» Your goal
Below are the entries; count the lines in them that contain the word "Chưa" and give only the number.

[Data items]

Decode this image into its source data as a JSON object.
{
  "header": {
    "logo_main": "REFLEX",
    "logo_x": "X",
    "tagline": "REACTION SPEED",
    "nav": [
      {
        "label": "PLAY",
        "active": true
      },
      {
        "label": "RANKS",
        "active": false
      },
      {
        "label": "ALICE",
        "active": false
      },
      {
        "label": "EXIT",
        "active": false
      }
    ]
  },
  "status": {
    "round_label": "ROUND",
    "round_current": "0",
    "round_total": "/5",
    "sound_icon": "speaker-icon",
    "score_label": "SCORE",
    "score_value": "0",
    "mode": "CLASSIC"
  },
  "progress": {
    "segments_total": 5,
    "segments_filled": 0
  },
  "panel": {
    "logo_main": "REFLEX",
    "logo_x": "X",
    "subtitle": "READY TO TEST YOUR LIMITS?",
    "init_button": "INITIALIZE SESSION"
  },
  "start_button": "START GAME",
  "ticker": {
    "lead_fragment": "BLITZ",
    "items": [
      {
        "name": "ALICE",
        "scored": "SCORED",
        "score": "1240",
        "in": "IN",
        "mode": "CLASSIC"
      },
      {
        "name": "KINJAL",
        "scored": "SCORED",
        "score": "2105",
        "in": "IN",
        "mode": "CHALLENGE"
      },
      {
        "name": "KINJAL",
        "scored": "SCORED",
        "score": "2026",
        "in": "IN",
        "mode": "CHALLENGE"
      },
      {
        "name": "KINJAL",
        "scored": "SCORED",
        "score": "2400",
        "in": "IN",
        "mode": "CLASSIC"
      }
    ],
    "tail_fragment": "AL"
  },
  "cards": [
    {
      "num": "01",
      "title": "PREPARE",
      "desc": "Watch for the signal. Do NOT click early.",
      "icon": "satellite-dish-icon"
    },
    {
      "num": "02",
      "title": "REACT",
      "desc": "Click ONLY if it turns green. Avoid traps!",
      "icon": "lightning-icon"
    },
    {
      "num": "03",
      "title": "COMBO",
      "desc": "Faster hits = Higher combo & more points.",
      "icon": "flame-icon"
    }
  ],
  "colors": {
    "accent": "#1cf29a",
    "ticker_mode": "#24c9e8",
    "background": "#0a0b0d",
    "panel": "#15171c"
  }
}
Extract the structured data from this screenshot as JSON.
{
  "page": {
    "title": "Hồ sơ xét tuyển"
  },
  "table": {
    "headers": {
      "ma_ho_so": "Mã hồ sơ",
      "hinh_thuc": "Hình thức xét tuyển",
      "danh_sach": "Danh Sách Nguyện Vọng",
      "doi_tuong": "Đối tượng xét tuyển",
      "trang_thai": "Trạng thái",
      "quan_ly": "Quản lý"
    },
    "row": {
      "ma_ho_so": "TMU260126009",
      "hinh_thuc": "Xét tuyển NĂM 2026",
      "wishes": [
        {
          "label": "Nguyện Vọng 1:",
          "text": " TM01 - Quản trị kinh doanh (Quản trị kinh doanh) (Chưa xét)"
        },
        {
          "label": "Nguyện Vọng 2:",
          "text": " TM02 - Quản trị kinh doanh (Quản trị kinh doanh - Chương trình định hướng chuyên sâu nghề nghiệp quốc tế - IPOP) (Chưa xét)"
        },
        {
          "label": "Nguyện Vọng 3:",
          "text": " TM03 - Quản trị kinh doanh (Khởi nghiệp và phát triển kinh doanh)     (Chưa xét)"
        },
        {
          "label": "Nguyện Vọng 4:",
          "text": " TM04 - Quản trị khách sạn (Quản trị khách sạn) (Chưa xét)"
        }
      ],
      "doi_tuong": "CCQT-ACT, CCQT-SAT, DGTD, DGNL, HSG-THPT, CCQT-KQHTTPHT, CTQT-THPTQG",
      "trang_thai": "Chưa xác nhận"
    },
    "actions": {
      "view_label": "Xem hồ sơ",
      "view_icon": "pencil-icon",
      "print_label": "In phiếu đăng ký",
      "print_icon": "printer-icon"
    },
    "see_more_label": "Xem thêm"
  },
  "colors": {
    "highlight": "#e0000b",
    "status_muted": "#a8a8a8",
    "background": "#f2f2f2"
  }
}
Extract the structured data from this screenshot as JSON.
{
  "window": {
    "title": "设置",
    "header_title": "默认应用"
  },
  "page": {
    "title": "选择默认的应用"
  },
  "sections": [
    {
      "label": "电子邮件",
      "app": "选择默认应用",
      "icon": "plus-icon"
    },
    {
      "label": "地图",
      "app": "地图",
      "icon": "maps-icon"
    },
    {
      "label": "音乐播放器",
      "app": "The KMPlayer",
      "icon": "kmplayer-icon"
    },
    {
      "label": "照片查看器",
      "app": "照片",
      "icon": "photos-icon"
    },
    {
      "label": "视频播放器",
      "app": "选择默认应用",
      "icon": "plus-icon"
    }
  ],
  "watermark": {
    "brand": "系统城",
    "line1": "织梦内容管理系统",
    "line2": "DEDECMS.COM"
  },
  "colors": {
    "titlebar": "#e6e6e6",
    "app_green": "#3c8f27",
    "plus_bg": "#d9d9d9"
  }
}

» Solution to the exercise
5